# Exercise
Your task is to repeat the listing exactly.

============================================================

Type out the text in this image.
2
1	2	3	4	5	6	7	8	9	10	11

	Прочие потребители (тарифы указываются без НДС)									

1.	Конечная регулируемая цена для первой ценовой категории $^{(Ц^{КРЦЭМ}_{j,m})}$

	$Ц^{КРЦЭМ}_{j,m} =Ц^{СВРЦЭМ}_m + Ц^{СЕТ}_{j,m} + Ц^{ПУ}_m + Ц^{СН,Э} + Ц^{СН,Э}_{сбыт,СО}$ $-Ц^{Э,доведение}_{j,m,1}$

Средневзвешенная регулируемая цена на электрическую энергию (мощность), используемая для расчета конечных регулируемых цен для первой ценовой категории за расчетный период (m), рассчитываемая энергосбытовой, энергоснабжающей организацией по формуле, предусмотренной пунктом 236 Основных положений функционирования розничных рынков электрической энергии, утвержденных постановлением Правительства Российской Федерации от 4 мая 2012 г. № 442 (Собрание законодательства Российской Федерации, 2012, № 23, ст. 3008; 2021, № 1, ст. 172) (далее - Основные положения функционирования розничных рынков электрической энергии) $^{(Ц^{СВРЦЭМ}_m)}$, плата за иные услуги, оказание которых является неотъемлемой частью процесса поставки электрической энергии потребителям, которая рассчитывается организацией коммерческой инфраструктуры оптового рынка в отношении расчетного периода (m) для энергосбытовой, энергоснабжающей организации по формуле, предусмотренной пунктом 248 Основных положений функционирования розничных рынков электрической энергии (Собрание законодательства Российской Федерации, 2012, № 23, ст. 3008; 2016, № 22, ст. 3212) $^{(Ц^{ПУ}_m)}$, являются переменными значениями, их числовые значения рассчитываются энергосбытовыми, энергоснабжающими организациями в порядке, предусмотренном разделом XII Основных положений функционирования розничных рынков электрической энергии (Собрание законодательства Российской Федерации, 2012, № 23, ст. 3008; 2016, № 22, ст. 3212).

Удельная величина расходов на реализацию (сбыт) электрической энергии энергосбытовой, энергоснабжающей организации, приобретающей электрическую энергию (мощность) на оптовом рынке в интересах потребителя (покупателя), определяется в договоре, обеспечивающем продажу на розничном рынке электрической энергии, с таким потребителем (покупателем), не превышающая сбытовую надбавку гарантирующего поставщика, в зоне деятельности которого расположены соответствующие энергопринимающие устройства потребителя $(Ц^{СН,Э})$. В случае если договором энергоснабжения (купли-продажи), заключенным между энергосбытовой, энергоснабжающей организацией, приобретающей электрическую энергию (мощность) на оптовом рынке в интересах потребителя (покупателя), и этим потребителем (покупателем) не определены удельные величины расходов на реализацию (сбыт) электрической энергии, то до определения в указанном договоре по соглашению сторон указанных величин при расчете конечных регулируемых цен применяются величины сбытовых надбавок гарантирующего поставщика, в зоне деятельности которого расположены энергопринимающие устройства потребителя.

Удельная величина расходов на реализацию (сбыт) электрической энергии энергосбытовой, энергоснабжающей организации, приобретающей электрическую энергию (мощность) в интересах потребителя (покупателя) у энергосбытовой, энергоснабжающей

============================================================

# Answer for the task
Type out the text in this image.
2
1	2	3	4	5	6	7	8	9	10	11

	Прочие потребители (тарифы указываются без НДС)									

1.	Конечная регулируемая цена для первой ценовой категории $^{(Ц^{КРЦЭМ}_{j,m})}$

	$Ц^{КРЦЭМ}_{j,m} =Ц^{СВРЦЭМ}_m + Ц^{СЕТ}_{j,m} + Ц^{ПУ}_m + Ц^{СН,Э} + Ц^{СН,Э}_{сбыт,СО}$ $-Ц^{Э,доведение}_{j,m,1}$

Средневзвешенная регулируемая цена на электрическую энергию (мощность), используемая для расчета конечных регулируемых цен для первой ценовой категории за расчетный период (m), рассчитываемая энергосбытовой, энергоснабжающей организацией по формуле, предусмотренной пунктом 236 Основных положений функционирования розничных рынков электрической энергии, утвержденных постановлением Правительства Российской Федерации от 4 мая 2012 г. № 442 (Собрание законодательства Российской Федерации, 2012, № 23, ст. 3008; 2021, № 1, ст. 172) (далее - Основные положения функционирования розничных рынков электрической энергии) $^{(Ц^{СВРЦЭМ}_m)}$, плата за иные услуги, оказание которых является неотъемлемой частью процесса поставки электрической энергии потребителям, которая рассчитывается организацией коммерческой инфраструктуры оптового рынка в отношении расчетного периода (m) для энергосбытовой, энергоснабжающей организации по формуле, предусмотренной пунктом 248 Основных положений функционирования розничных рынков электрической энергии (Собрание законодательства Российской Федерации, 2012, № 23, ст. 3008; 2016, № 22, ст. 3212) $^{(Ц^{ПУ}_m)}$, являются переменными значениями, их числовые значения рассчитываются энергосбытовыми, энергоснабжающими организациями в порядке, предусмотренном разделом XII Основных положений функционирования розничных рынков электрической энергии (Собрание законодательства Российской Федерации, 2012, № 23, ст. 3008; 2016, № 22, ст. 3212).

Удельная величина расходов на реализацию (сбыт) электрической энергии энергосбытовой, энергоснабжающей организации, приобретающей электрическую энергию (мощность) на оптовом рынке в интересах потребителя (покупателя), определяется в договоре, обеспечивающем продажу на розничном рынке электрической энергии, с таким потребителем (покупателем), не превышающая сбытовую надбавку гарантирующего поставщика, в зоне деятельности которого расположены соответствующие энергопринимающие устройства потребителя $(Ц^{СН,Э})$. В случае если договором энергоснабжения (купли-продажи), заключенным между энергосбытовой, энергоснабжающей организацией, приобретающей электрическую энергию (мощность) на оптовом рынке в интересах потребителя (покупателя), и этим потребителем (покупателем) не определены удельные величины расходов на реализацию (сбыт) электрической энергии, то до определения в указанном договоре по соглашению сторон указанных величин при расчете конечных регулируемых цен применяются величины сбытовых надбавок гарантирующего поставщика, в зоне деятельности которого расположены энергопринимающие устройства потребителя.

Удельная величина расходов на реализацию (сбыт) электрической энергии энергосбытовой, энергоснабжающей организации, приобретающей электрическую энергию (мощность) в интересах потребителя (покупателя) у энергосбытовой, энергоснабжающей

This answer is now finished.